WHAT TO DO — Restate the full set of records exactly, word for word.
-- Start SUPPLIED DATA --
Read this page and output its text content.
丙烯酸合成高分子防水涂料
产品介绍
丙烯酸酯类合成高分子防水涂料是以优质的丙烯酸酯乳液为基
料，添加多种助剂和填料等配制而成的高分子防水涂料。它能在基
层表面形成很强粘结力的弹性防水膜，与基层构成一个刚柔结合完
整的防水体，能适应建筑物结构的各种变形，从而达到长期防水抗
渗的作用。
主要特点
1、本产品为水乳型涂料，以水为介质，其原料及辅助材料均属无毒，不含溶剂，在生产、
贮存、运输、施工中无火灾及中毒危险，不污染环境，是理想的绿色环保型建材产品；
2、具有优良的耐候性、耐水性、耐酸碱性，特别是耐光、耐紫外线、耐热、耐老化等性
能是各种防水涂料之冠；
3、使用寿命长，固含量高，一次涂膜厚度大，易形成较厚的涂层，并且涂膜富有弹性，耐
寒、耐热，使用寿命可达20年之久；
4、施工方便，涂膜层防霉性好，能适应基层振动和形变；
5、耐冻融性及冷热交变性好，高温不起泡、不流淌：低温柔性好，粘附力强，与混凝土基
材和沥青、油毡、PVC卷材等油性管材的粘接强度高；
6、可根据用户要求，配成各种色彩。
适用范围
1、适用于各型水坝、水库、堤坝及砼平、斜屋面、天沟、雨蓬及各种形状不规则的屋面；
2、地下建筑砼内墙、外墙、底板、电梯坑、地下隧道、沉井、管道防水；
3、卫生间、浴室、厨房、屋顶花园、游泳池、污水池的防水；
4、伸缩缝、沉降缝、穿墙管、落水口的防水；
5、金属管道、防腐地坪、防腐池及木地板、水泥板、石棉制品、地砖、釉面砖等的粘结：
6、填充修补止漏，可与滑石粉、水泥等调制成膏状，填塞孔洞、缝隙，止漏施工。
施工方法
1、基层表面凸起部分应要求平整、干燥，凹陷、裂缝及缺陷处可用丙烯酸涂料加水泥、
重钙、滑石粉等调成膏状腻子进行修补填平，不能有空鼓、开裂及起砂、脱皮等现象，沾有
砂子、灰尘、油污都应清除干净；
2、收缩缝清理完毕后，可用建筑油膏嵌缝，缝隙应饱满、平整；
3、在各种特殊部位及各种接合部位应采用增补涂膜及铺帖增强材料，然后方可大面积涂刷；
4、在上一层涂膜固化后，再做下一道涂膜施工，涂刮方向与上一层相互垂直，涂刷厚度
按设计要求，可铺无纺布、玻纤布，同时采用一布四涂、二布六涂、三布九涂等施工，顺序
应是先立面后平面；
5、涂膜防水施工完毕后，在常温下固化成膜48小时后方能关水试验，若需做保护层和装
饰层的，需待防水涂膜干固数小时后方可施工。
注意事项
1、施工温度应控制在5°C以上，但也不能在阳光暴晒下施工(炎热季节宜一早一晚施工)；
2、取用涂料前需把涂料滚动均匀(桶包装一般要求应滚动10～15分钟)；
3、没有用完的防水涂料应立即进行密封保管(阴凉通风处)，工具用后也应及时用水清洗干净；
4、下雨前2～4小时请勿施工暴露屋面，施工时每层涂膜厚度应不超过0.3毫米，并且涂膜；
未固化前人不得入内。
-- End SUPPLIED DATA --
THE SOLUTION —
Read this page and output its text content.
丙烯酸合成高分子防水涂料
产品介绍
丙烯酸酯类合成高分子防水涂料是以优质的丙烯酸酯乳液为基
料，添加多种助剂和填料等配制而成的高分子防水涂料。它能在基
层表面形成很强粘结力的弹性防水膜，与基层构成一个刚柔结合完
整的防水体，能适应建筑物结构的各种变形，从而达到长期防水抗
渗的作用。
主要特点
1、本产品为水乳型涂料，以水为介质，其原料及辅助材料均属无毒，不含溶剂，在生产、
贮存、运输、施工中无火灾及中毒危险，不污染环境，是理想的绿色环保型建材产品；
2、具有优良的耐候性、耐水性、耐酸碱性，特别是耐光、耐紫外线、耐热、耐老化等性
能是各种防水涂料之冠；
3、使用寿命长，固含量高，一次涂膜厚度大，易形成较厚的涂层，并且涂膜富有弹性，耐
寒、耐热，使用寿命可达20年之久；
4、施工方便，涂膜层防霉性好，能适应基层振动和形变；
5、耐冻融性及冷热交变性好，高温不起泡、不流淌：低温柔性好，粘附力强，与混凝土基
材和沥青、油毡、PVC卷材等油性管材的粘接强度高；
6、可根据用户要求，配成各种色彩。
适用范围
1、适用于各型水坝、水库、堤坝及砼平、斜屋面、天沟、雨蓬及各种形状不规则的屋面；
2、地下建筑砼内墙、外墙、底板、电梯坑、地下隧道、沉井、管道防水；
3、卫生间、浴室、厨房、屋顶花园、游泳池、污水池的防水；
4、伸缩缝、沉降缝、穿墙管、落水口的防水；
5、金属管道、防腐地坪、防腐池及木地板、水泥板、石棉制品、地砖、釉面砖等的粘结：
6、填充修补止漏，可与滑石粉、水泥等调制成膏状，填塞孔洞、缝隙，止漏施工。
施工方法
1、基层表面凸起部分应要求平整、干燥，凹陷、裂缝及缺陷处可用丙烯酸涂料加水泥、
重钙、滑石粉等调成膏状腻子进行修补填平，不能有空鼓、开裂及起砂、脱皮等现象，沾有
砂子、灰尘、油污都应清除干净；
2、收缩缝清理完毕后，可用建筑油膏嵌缝，缝隙应饱满、平整；
3、在各种特殊部位及各种接合部位应采用增补涂膜及铺帖增强材料，然后方可大面积涂刷；
4、在上一层涂膜固化后，再做下一道涂膜施工，涂刮方向与上一层相互垂直，涂刷厚度
按设计要求，可铺无纺布、玻纤布，同时采用一布四涂、二布六涂、三布九涂等施工，顺序
应是先立面后平面；
5、涂膜防水施工完毕后，在常温下固化成膜48小时后方能关水试验，若需做保护层和装
饰层的，需待防水涂膜干固数小时后方可施工。
注意事项
1、施工温度应控制在5°C以上，但也不能在阳光暴晒下施工(炎热季节宜一早一晚施工)；
2、取用涂料前需把涂料滚动均匀(桶包装一般要求应滚动10～15分钟)；
3、没有用完的防水涂料应立即进行密封保管(阴凉通风处)，工具用后也应及时用水清洗干净；
4、下雨前2～4小时请勿施工暴露屋面，施工时每层涂膜厚度应不超过0.3毫米，并且涂膜；
未固化前人不得入内。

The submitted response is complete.